— start INPUT RECORDS —

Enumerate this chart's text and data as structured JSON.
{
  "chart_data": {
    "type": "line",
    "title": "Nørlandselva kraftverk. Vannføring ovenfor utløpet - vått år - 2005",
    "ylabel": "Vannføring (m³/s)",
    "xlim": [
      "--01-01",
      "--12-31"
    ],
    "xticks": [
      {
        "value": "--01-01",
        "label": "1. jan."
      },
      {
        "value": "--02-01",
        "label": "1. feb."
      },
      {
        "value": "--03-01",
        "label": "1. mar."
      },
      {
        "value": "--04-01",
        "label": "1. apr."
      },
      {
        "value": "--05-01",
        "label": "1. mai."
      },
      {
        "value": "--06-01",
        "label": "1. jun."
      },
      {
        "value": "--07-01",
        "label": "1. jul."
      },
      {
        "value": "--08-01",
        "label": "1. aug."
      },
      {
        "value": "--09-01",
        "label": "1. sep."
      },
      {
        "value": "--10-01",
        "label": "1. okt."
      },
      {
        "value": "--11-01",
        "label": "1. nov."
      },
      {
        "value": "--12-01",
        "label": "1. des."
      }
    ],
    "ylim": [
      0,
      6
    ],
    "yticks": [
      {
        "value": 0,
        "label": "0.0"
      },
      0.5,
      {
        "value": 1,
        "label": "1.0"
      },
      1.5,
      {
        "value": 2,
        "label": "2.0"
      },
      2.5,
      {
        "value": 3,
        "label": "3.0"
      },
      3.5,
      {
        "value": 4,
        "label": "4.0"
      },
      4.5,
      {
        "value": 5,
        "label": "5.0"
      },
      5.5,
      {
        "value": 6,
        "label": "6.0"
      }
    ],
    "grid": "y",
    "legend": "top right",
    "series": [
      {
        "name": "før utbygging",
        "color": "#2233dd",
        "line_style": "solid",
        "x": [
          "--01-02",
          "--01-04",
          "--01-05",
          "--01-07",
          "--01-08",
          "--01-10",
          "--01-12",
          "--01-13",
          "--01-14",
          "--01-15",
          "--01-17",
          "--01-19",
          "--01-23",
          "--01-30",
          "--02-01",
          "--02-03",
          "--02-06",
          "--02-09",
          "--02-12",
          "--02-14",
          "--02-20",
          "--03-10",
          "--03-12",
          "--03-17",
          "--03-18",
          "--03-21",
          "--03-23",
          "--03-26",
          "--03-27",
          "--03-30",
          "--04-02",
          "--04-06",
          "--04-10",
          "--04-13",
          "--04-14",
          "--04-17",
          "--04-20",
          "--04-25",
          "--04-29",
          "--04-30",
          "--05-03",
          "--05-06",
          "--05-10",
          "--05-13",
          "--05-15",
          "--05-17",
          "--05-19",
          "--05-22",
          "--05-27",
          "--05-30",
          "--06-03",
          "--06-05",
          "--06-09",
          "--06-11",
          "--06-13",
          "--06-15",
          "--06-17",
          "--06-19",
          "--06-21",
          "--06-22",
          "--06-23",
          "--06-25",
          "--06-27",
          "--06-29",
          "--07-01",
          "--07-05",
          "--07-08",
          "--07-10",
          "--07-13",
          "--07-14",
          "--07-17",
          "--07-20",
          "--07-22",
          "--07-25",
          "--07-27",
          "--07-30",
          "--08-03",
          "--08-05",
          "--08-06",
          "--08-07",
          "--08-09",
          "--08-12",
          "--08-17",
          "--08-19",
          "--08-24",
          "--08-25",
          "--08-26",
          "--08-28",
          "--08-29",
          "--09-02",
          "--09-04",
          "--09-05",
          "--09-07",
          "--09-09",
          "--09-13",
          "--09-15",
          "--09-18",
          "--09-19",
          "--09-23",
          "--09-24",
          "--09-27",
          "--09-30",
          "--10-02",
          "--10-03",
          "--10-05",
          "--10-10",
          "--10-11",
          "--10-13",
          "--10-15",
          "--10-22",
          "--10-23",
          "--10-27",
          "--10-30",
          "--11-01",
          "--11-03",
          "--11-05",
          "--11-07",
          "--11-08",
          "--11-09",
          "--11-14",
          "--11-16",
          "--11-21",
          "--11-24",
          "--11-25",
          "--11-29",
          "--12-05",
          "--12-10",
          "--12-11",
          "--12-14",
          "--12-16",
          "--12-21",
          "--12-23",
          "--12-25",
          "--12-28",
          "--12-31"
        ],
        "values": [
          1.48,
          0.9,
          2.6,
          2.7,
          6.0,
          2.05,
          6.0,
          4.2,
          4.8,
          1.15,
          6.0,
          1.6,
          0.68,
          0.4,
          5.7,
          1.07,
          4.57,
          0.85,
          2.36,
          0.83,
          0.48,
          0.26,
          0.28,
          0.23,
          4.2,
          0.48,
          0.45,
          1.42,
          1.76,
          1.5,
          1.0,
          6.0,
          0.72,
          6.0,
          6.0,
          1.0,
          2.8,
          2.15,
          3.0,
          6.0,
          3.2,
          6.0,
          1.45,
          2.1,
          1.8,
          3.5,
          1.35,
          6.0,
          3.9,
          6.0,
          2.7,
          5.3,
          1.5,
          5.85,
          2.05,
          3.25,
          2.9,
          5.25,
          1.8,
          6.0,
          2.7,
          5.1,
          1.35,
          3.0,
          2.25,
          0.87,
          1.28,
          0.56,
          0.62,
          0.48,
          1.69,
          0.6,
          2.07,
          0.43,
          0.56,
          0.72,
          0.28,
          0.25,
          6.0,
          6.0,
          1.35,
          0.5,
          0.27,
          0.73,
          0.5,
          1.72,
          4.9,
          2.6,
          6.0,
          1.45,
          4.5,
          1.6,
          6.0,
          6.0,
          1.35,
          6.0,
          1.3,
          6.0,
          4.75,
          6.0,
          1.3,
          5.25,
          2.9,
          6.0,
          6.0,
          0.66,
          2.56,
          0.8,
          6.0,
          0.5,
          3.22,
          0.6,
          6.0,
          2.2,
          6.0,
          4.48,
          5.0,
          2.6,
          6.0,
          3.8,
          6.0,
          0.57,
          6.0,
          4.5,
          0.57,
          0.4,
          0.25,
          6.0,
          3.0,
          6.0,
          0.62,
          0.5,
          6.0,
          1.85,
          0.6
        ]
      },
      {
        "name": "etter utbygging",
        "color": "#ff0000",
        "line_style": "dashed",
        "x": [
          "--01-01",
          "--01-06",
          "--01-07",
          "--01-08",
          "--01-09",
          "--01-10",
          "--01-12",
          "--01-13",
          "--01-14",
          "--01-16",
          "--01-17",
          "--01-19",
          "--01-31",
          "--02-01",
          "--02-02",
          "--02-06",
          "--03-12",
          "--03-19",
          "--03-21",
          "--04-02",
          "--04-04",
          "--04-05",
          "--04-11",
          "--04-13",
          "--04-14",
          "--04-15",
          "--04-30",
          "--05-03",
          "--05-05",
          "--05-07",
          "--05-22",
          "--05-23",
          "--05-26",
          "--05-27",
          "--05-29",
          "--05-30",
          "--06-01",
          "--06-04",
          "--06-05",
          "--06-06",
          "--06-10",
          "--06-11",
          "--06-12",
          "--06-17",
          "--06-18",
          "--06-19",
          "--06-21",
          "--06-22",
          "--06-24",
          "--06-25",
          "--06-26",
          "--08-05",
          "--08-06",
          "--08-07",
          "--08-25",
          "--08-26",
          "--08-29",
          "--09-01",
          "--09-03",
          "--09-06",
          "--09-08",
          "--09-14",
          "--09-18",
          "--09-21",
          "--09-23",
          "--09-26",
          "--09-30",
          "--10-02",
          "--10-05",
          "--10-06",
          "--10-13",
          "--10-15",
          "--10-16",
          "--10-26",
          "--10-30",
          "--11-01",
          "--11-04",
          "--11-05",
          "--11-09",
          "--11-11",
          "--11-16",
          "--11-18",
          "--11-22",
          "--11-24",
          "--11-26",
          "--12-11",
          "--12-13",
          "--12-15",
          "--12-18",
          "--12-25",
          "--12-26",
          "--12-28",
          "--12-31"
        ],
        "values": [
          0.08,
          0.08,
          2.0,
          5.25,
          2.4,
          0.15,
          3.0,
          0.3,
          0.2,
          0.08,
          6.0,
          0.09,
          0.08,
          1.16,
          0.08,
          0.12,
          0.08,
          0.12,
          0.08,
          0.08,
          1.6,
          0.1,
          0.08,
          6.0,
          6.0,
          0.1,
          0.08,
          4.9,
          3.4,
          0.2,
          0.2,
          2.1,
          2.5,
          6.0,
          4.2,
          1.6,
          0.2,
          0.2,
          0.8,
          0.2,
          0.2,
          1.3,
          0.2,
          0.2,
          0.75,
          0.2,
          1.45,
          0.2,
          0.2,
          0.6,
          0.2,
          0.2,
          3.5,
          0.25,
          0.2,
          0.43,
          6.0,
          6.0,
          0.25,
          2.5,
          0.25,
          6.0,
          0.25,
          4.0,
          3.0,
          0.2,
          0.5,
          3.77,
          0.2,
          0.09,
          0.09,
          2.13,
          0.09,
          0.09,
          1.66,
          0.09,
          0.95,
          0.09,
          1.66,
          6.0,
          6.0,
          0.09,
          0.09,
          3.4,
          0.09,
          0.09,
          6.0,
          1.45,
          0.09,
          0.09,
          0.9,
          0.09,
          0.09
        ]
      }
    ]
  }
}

— end INPUT RECORDS —

#### [WRITTEN REQUEST]
Ascertain the number of lines in the entries that include the word "utbygging", and report only that number.

#### [FULL RESPONSE]
2